*Aim of the task*: Would you transcribe all of the data exactly, down to the last character?

____ Records

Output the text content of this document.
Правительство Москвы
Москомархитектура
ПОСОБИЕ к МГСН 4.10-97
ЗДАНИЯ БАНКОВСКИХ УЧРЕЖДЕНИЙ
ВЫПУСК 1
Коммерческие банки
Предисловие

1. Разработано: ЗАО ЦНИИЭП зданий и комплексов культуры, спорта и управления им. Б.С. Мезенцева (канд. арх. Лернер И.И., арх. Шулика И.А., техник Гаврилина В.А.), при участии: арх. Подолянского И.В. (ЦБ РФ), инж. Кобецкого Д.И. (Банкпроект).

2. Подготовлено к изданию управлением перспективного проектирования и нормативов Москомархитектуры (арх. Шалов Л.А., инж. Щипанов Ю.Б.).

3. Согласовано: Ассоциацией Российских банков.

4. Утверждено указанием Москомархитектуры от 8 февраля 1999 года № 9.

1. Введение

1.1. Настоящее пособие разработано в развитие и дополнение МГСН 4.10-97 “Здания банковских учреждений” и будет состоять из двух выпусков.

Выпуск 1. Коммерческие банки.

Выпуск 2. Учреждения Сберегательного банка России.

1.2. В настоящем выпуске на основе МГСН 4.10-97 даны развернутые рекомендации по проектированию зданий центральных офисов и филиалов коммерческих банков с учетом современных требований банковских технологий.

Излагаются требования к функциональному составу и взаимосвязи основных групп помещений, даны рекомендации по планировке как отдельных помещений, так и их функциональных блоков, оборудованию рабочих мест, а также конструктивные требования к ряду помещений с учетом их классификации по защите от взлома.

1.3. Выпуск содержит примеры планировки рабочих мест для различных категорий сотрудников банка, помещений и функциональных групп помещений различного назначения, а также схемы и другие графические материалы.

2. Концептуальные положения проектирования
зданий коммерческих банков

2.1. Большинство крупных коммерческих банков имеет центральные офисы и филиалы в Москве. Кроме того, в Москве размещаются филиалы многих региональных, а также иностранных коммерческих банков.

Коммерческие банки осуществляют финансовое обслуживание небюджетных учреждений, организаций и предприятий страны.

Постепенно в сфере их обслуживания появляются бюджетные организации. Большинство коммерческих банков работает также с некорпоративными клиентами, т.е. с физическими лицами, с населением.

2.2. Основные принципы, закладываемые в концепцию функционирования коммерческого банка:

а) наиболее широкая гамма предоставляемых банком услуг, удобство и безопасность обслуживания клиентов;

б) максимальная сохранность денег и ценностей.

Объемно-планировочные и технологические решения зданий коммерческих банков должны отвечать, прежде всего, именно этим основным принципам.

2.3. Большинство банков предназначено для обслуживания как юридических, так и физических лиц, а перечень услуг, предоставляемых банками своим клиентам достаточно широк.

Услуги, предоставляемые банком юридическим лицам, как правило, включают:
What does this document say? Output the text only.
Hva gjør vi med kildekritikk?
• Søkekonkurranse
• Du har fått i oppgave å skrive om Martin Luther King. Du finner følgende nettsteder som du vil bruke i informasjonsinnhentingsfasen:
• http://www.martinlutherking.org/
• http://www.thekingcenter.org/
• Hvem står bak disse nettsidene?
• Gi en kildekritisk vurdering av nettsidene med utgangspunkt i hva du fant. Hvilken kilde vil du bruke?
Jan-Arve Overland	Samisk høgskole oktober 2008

________

*Solution for this problem*:
Output the text content of this document.
Правительство Москвы
Москомархитектура
ПОСОБИЕ к МГСН 4.10-97
ЗДАНИЯ БАНКОВСКИХ УЧРЕЖДЕНИЙ
ВЫПУСК 1
Коммерческие банки
Предисловие

1. Разработано: ЗАО ЦНИИЭП зданий и комплексов культуры, спорта и управления им. Б.С. Мезенцева (канд. арх. Лернер И.И., арх. Шулика И.А., техник Гаврилина В.А.), при участии: арх. Подолянского И.В. (ЦБ РФ), инж. Кобецкого Д.И. (Банкпроект).

2. Подготовлено к изданию управлением перспективного проектирования и нормативов Москомархитектуры (арх. Шалов Л.А., инж. Щипанов Ю.Б.).

3. Согласовано: Ассоциацией Российских банков.

4. Утверждено указанием Москомархитектуры от 8 февраля 1999 года № 9.

1. Введение

1.1. Настоящее пособие разработано в развитие и дополнение МГСН 4.10-97 “Здания банковских учреждений” и будет состоять из двух выпусков.

Выпуск 1. Коммерческие банки.

Выпуск 2. Учреждения Сберегательного банка России.

1.2. В настоящем выпуске на основе МГСН 4.10-97 даны развернутые рекомендации по проектированию зданий центральных офисов и филиалов коммерческих банков с учетом современных требований банковских технологий.

Излагаются требования к функциональному составу и взаимосвязи основных групп помещений, даны рекомендации по планировке как отдельных помещений, так и их функциональных блоков, оборудованию рабочих мест, а также конструктивные требования к ряду помещений с учетом их классификации по защите от взлома.

1.3. Выпуск содержит примеры планировки рабочих мест для различных категорий сотрудников банка, помещений и функциональных групп помещений различного назначения, а также схемы и другие графические материалы.

2. Концептуальные положения проектирования
зданий коммерческих банков

2.1. Большинство крупных коммерческих банков имеет центральные офисы и филиалы в Москве. Кроме того, в Москве размещаются филиалы многих региональных, а также иностранных коммерческих банков.

Коммерческие банки осуществляют финансовое обслуживание небюджетных учреждений, организаций и предприятий страны.

Постепенно в сфере их обслуживания появляются бюджетные организации. Большинство коммерческих банков работает также с некорпоративными клиентами, т.е. с физическими лицами, с населением.

2.2. Основные принципы, закладываемые в концепцию функционирования коммерческого банка:

а) наиболее широкая гамма предоставляемых банком услуг, удобство и безопасность обслуживания клиентов;

б) максимальная сохранность денег и ценностей.

Объемно-планировочные и технологические решения зданий коммерческих банков должны отвечать, прежде всего, именно этим основным принципам.

2.3. Большинство банков предназначено для обслуживания как юридических, так и физических лиц, а перечень услуг, предоставляемых банками своим клиентам достаточно широк.

Услуги, предоставляемые банком юридическим лицам, как правило, включают:
What does this document say? Output the text only.
Hva gjør vi med kildekritikk?
• Søkekonkurranse
• Du har fått i oppgave å skrive om Martin Luther King. Du finner følgende nettsteder som du vil bruke i informasjonsinnhentingsfasen:
• http://www.martinlutherking.org/
• http://www.thekingcenter.org/
• Hvem står bak disse nettsidene?
• Gi en kildekritisk vurdering av nettsidene med utgangspunkt i hva du fant. Hvilken kilde vil du bruke?
Jan-Arve Overland	Samisk høgskole oktober 2008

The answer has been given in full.